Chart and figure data
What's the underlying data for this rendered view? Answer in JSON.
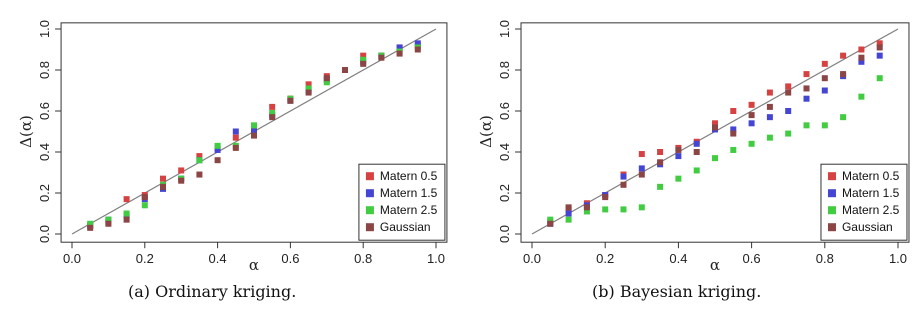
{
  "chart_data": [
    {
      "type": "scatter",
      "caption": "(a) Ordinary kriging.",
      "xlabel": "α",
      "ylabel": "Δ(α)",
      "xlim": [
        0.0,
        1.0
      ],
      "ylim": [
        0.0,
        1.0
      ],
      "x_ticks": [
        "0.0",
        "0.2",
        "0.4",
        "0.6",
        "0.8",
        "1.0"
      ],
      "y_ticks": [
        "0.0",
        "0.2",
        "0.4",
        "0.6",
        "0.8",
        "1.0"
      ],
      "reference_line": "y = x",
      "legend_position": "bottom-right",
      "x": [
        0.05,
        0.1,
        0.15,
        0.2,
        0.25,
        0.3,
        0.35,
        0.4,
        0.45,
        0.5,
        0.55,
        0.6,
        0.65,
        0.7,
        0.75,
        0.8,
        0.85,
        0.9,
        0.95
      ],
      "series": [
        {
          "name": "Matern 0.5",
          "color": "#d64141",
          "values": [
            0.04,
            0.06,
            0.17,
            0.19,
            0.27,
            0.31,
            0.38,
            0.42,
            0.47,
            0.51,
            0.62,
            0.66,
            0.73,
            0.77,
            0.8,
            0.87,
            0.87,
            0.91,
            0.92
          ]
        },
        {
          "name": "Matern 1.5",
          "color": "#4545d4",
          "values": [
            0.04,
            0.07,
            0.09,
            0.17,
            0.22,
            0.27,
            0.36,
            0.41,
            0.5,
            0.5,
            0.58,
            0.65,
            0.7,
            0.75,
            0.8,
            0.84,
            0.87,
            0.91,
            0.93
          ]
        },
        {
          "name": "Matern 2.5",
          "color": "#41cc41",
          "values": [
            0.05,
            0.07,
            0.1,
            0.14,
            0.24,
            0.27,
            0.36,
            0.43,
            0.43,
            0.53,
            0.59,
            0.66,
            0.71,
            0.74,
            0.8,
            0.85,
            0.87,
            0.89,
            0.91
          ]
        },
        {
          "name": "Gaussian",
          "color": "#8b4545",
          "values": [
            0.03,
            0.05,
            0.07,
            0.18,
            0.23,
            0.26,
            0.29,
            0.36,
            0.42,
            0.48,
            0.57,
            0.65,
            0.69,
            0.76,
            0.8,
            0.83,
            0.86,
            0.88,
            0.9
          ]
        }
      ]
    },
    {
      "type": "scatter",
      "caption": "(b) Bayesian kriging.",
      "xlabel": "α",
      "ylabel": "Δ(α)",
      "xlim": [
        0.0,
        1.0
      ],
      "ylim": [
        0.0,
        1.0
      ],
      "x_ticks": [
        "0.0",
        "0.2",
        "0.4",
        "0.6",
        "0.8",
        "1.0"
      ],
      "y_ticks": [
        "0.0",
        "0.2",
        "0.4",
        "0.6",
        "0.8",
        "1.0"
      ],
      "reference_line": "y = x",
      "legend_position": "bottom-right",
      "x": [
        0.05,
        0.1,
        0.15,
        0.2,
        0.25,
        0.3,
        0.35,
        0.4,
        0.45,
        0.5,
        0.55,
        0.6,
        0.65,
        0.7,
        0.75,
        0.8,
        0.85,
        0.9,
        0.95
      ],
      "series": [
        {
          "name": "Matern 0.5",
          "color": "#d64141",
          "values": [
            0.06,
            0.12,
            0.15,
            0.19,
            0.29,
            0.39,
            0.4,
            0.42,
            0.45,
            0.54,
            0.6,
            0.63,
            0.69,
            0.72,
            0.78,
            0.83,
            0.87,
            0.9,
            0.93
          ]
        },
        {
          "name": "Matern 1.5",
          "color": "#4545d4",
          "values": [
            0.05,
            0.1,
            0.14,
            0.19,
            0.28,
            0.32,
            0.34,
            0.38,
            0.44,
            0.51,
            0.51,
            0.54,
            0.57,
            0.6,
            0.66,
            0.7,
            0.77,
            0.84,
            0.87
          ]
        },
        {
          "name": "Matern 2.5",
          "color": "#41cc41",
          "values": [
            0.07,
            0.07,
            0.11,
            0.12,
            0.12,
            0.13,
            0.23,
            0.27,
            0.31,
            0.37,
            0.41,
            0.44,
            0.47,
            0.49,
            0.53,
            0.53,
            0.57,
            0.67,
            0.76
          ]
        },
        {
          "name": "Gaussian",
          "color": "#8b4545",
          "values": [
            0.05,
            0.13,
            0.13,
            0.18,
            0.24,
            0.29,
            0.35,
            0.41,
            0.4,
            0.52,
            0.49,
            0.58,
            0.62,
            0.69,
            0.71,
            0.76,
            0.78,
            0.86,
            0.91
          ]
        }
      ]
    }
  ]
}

• **Exercise instructions**: Retype the records exactly. Any image in them should not appear in what you write.

• **Result below**:
What's the underlying data for this rendered view? Answer in JSON.
{
  "chart_data": [
    {
      "type": "scatter",
      "caption": "(a) Ordinary kriging.",
      "xlabel": "α",
      "ylabel": "Δ(α)",
      "xlim": [
        0.0,
        1.0
      ],
      "ylim": [
        0.0,
        1.0
      ],
      "x_ticks": [
        "0.0",
        "0.2",
        "0.4",
        "0.6",
        "0.8",
        "1.0"
      ],
      "y_ticks": [
        "0.0",
        "0.2",
        "0.4",
        "0.6",
        "0.8",
        "1.0"
      ],
      "reference_line": "y = x",
      "legend_position": "bottom-right",
      "x": [
        0.05,
        0.1,
        0.15,
        0.2,
        0.25,
        0.3,
        0.35,
        0.4,
        0.45,
        0.5,
        0.55,
        0.6,
        0.65,
        0.7,
        0.75,
        0.8,
        0.85,
        0.9,
        0.95
      ],
      "series": [
        {
          "name": "Matern 0.5",
          "color": "#d64141",
          "values": [
            0.04,
            0.06,
            0.17,
            0.19,
            0.27,
            0.31,
            0.38,
            0.42,
            0.47,
            0.51,
            0.62,
            0.66,
            0.73,
            0.77,
            0.8,
            0.87,
            0.87,
            0.91,
            0.92
          ]
        },
        {
          "name": "Matern 1.5",
          "color": "#4545d4",
          "values": [
            0.04,
            0.07,
            0.09,
            0.17,
            0.22,
            0.27,
            0.36,
            0.41,
            0.5,
            0.5,
            0.58,
            0.65,
            0.7,
            0.75,
            0.8,
            0.84,
            0.87,
            0.91,
            0.93
          ]
        },
        {
          "name": "Matern 2.5",
          "color": "#41cc41",
          "values": [
            0.05,
            0.07,
            0.1,
            0.14,
            0.24,
            0.27,
            0.36,
            0.43,
            0.43,
            0.53,
            0.59,
            0.66,
            0.71,
            0.74,
            0.8,
            0.85,
            0.87,
            0.89,
            0.91
          ]
        },
        {
          "name": "Gaussian",
          "color": "#8b4545",
          "values": [
            0.03,
            0.05,
            0.07,
            0.18,
            0.23,
            0.26,
            0.29,
            0.36,
            0.42,
            0.48,
            0.57,
            0.65,
            0.69,
            0.76,
            0.8,
            0.83,
            0.86,
            0.88,
            0.9
          ]
        }
      ]
    },
    {
      "type": "scatter",
      "caption": "(b) Bayesian kriging.",
      "xlabel": "α",
      "ylabel": "Δ(α)",
      "xlim": [
        0.0,
        1.0
      ],
      "ylim": [
        0.0,
        1.0
      ],
      "x_ticks": [
        "0.0",
        "0.2",
        "0.4",
        "0.6",
        "0.8",
        "1.0"
      ],
      "y_ticks": [
        "0.0",
        "0.2",
        "0.4",
        "0.6",
        "0.8",
        "1.0"
      ],
      "reference_line": "y = x",
      "legend_position": "bottom-right",
      "x": [
        0.05,
        0.1,
        0.15,
        0.2,
        0.25,
        0.3,
        0.35,
        0.4,
        0.45,
        0.5,
        0.55,
        0.6,
        0.65,
        0.7,
        0.75,
        0.8,
        0.85,
        0.9,
        0.95
      ],
      "series": [
        {
          "name": "Matern 0.5",
          "color": "#d64141",
          "values": [
            0.06,
            0.12,
            0.15,
            0.19,
            0.29,
            0.39,
            0.4,
            0.42,
            0.45,
            0.54,
            0.6,
            0.63,
            0.69,
            0.72,
            0.78,
            0.83,
            0.87,
            0.9,
            0.93
          ]
        },
        {
          "name": "Matern 1.5",
          "color": "#4545d4",
          "values": [
            0.05,
            0.1,
            0.14,
            0.19,
            0.28,
            0.32,
            0.34,
            0.38,
            0.44,
            0.51,
            0.51,
            0.54,
            0.57,
            0.6,
            0.66,
            0.7,
            0.77,
            0.84,
            0.87
          ]
        },
        {
          "name": "Matern 2.5",
          "color": "#41cc41",
          "values": [
            0.07,
            0.07,
            0.11,
            0.12,
            0.12,
            0.13,
            0.23,
            0.27,
            0.31,
            0.37,
            0.41,
            0.44,
            0.47,
            0.49,
            0.53,
            0.53,
            0.57,
            0.67,
            0.76
          ]
        },
        {
          "name": "Gaussian",
          "color": "#8b4545",
          "values": [
            0.05,
            0.13,
            0.13,
            0.18,
            0.24,
            0.29,
            0.35,
            0.41,
            0.4,
            0.52,
            0.49,
            0.58,
            0.62,
            0.69,
            0.71,
            0.76,
            0.78,
            0.86,
            0.91
          ]
        }
      ]
    }
  ]
}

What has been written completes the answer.